<<<<

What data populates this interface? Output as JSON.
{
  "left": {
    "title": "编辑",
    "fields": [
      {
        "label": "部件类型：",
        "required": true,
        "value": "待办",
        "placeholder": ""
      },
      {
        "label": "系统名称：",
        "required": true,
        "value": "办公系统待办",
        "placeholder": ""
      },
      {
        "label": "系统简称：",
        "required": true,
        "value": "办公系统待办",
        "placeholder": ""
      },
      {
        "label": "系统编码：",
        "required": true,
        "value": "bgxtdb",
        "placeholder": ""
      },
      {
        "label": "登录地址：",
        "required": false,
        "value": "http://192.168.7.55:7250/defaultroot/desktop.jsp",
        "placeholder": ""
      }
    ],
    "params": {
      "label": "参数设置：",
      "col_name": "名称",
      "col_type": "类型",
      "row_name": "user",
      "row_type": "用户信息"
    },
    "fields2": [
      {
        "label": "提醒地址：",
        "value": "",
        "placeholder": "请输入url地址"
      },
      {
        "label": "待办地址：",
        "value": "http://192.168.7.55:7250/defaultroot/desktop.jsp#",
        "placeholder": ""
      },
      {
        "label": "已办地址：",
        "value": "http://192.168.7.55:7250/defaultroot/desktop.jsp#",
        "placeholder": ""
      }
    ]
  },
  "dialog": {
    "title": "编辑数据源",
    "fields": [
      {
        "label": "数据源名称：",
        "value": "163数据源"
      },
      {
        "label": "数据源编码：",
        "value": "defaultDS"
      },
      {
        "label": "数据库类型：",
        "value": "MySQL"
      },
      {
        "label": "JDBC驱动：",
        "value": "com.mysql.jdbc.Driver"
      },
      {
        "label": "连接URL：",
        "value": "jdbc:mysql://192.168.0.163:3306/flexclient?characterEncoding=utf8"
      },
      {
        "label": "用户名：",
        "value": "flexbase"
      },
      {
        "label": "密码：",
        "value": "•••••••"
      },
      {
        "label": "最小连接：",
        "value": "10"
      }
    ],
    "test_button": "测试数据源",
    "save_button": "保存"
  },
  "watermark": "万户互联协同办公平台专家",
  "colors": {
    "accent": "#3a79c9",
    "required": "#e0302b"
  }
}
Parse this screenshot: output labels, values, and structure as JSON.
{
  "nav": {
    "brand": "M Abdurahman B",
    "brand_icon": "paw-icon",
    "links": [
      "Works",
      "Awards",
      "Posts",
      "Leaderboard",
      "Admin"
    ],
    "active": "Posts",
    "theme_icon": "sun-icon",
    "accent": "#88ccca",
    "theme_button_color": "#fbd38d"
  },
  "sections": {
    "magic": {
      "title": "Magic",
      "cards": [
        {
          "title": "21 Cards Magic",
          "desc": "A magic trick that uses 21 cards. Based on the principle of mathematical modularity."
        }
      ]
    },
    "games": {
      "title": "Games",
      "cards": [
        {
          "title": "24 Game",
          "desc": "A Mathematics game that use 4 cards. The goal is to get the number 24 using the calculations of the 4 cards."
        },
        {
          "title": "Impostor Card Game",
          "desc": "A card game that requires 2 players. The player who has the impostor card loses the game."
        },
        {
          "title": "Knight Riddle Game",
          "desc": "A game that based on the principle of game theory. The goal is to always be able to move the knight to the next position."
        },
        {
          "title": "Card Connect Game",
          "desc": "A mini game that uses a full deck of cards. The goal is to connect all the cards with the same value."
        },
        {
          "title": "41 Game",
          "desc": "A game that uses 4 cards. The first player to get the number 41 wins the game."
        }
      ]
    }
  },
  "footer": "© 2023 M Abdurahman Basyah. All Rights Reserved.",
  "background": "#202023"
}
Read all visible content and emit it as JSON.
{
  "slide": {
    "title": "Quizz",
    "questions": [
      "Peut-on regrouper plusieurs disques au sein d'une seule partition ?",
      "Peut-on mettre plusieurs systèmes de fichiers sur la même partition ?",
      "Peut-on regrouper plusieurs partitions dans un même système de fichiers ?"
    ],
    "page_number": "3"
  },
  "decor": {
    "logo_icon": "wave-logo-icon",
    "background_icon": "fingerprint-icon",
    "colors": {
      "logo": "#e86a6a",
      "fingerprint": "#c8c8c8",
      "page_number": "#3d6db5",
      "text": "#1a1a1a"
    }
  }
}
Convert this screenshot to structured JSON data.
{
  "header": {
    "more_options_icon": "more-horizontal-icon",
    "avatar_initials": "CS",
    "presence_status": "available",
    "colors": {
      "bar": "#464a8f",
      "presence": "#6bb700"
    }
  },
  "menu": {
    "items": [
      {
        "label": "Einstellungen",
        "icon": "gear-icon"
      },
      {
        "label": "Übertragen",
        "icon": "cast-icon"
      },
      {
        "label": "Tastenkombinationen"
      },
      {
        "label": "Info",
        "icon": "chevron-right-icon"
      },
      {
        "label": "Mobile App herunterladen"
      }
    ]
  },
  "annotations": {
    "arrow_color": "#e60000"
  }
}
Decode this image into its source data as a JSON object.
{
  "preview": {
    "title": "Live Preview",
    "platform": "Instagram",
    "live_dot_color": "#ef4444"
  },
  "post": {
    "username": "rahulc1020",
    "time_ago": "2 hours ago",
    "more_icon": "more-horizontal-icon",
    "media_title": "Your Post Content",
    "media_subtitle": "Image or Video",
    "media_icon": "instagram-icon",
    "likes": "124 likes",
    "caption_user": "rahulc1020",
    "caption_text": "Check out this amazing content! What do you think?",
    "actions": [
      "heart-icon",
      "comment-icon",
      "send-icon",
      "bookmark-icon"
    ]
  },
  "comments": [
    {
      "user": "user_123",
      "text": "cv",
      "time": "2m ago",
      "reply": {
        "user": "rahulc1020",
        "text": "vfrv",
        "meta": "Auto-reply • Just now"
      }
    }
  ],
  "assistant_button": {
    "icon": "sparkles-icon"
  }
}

>>>>

Copy out the full set of records precisely, leaving nothing out.

[RESULT]:
What data populates this interface? Output as JSON.
{
  "left": {
    "title": "编辑",
    "fields": [
      {
        "label": "部件类型：",
        "required": true,
        "value": "待办",
        "placeholder": ""
      },
      {
        "label": "系统名称：",
        "required": true,
        "value": "办公系统待办",
        "placeholder": ""
      },
      {
        "label": "系统简称：",
        "required": true,
        "value": "办公系统待办",
        "placeholder": ""
      },
      {
        "label": "系统编码：",
        "required": true,
        "value": "bgxtdb",
        "placeholder": ""
      },
      {
        "label": "登录地址：",
        "required": false,
        "value": "http://192.168.7.55:7250/defaultroot/desktop.jsp",
        "placeholder": ""
      }
    ],
    "params": {
      "label": "参数设置：",
      "col_name": "名称",
      "col_type": "类型",
      "row_name": "user",
      "row_type": "用户信息"
    },
    "fields2": [
      {
        "label": "提醒地址：",
        "value": "",
        "placeholder": "请输入url地址"
      },
      {
        "label": "待办地址：",
        "value": "http://192.168.7.55:7250/defaultroot/desktop.jsp#",
        "placeholder": ""
      },
      {
        "label": "已办地址：",
        "value": "http://192.168.7.55:7250/defaultroot/desktop.jsp#",
        "placeholder": ""
      }
    ]
  },
  "dialog": {
    "title": "编辑数据源",
    "fields": [
      {
        "label": "数据源名称：",
        "value": "163数据源"
      },
      {
        "label": "数据源编码：",
        "value": "defaultDS"
      },
      {
        "label": "数据库类型：",
        "value": "MySQL"
      },
      {
        "label": "JDBC驱动：",
        "value": "com.mysql.jdbc.Driver"
      },
      {
        "label": "连接URL：",
        "value": "jdbc:mysql://192.168.0.163:3306/flexclient?characterEncoding=utf8"
      },
      {
        "label": "用户名：",
        "value": "flexbase"
      },
      {
        "label": "密码：",
        "value": "•••••••"
      },
      {
        "label": "最小连接：",
        "value": "10"
      }
    ],
    "test_button": "测试数据源",
    "save_button": "保存"
  },
  "watermark": "万户互联协同办公平台专家",
  "colors": {
    "accent": "#3a79c9",
    "required": "#e0302b"
  }
}
Parse this screenshot: output labels, values, and structure as JSON.
{
  "nav": {
    "brand": "M Abdurahman B",
    "brand_icon": "paw-icon",
    "links": [
      "Works",
      "Awards",
      "Posts",
      "Leaderboard",
      "Admin"
    ],
    "active": "Posts",
    "theme_icon": "sun-icon",
    "accent": "#88ccca",
    "theme_button_color": "#fbd38d"
  },
  "sections": {
    "magic": {
      "title": "Magic",
      "cards": [
        {
          "title": "21 Cards Magic",
          "desc": "A magic trick that uses 21 cards. Based on the principle of mathematical modularity."
        }
      ]
    },
    "games": {
      "title": "Games",
      "cards": [
        {
          "title": "24 Game",
          "desc": "A Mathematics game that use 4 cards. The goal is to get the number 24 using the calculations of the 4 cards."
        },
        {
          "title": "Impostor Card Game",
          "desc": "A card game that requires 2 players. The player who has the impostor card loses the game."
        },
        {
          "title": "Knight Riddle Game",
          "desc": "A game that based on the principle of game theory. The goal is to always be able to move the knight to the next position."
        },
        {
          "title": "Card Connect Game",
          "desc": "A mini game that uses a full deck of cards. The goal is to connect all the cards with the same value."
        },
        {
          "title": "41 Game",
          "desc": "A game that uses 4 cards. The first player to get the number 41 wins the game."
        }
      ]
    }
  },
  "footer": "© 2023 M Abdurahman Basyah. All Rights Reserved.",
  "background": "#202023"
}
Read all visible content and emit it as JSON.
{
  "slide": {
    "title": "Quizz",
    "questions": [
      "Peut-on regrouper plusieurs disques au sein d'une seule partition ?",
      "Peut-on mettre plusieurs systèmes de fichiers sur la même partition ?",
      "Peut-on regrouper plusieurs partitions dans un même système de fichiers ?"
    ],
    "page_number": "3"
  },
  "decor": {
    "logo_icon": "wave-logo-icon",
    "background_icon": "fingerprint-icon",
    "colors": {
      "logo": "#e86a6a",
      "fingerprint": "#c8c8c8",
      "page_number": "#3d6db5",
      "text": "#1a1a1a"
    }
  }
}
Convert this screenshot to structured JSON data.
{
  "header": {
    "more_options_icon": "more-horizontal-icon",
    "avatar_initials": "CS",
    "presence_status": "available",
    "colors": {
      "bar": "#464a8f",
      "presence": "#6bb700"
    }
  },
  "menu": {
    "items": [
      {
        "label": "Einstellungen",
        "icon": "gear-icon"
      },
      {
        "label": "Übertragen",
        "icon": "cast-icon"
      },
      {
        "label": "Tastenkombinationen"
      },
      {
        "label": "Info",
        "icon": "chevron-right-icon"
      },
      {
        "label": "Mobile App herunterladen"
      }
    ]
  },
  "annotations": {
    "arrow_color": "#e60000"
  }
}
Decode this image into its source data as a JSON object.
{
  "preview": {
    "title": "Live Preview",
    "platform": "Instagram",
    "live_dot_color": "#ef4444"
  },
  "post": {
    "username": "rahulc1020",
    "time_ago": "2 hours ago",
    "more_icon": "more-horizontal-icon",
    "media_title": "Your Post Content",
    "media_subtitle": "Image or Video",
    "media_icon": "instagram-icon",
    "likes": "124 likes",
    "caption_user": "rahulc1020",
    "caption_text": "Check out this amazing content! What do you think?",
    "actions": [
      "heart-icon",
      "comment-icon",
      "send-icon",
      "bookmark-icon"
    ]
  },
  "comments": [
    {
      "user": "user_123",
      "text": "cv",
      "time": "2m ago",
      "reply": {
        "user": "rahulc1020",
        "text": "vfrv",
        "meta": "Auto-reply • Just now"
      }
    }
  ],
  "assistant_button": {
    "icon": "sparkles-icon"
  }
}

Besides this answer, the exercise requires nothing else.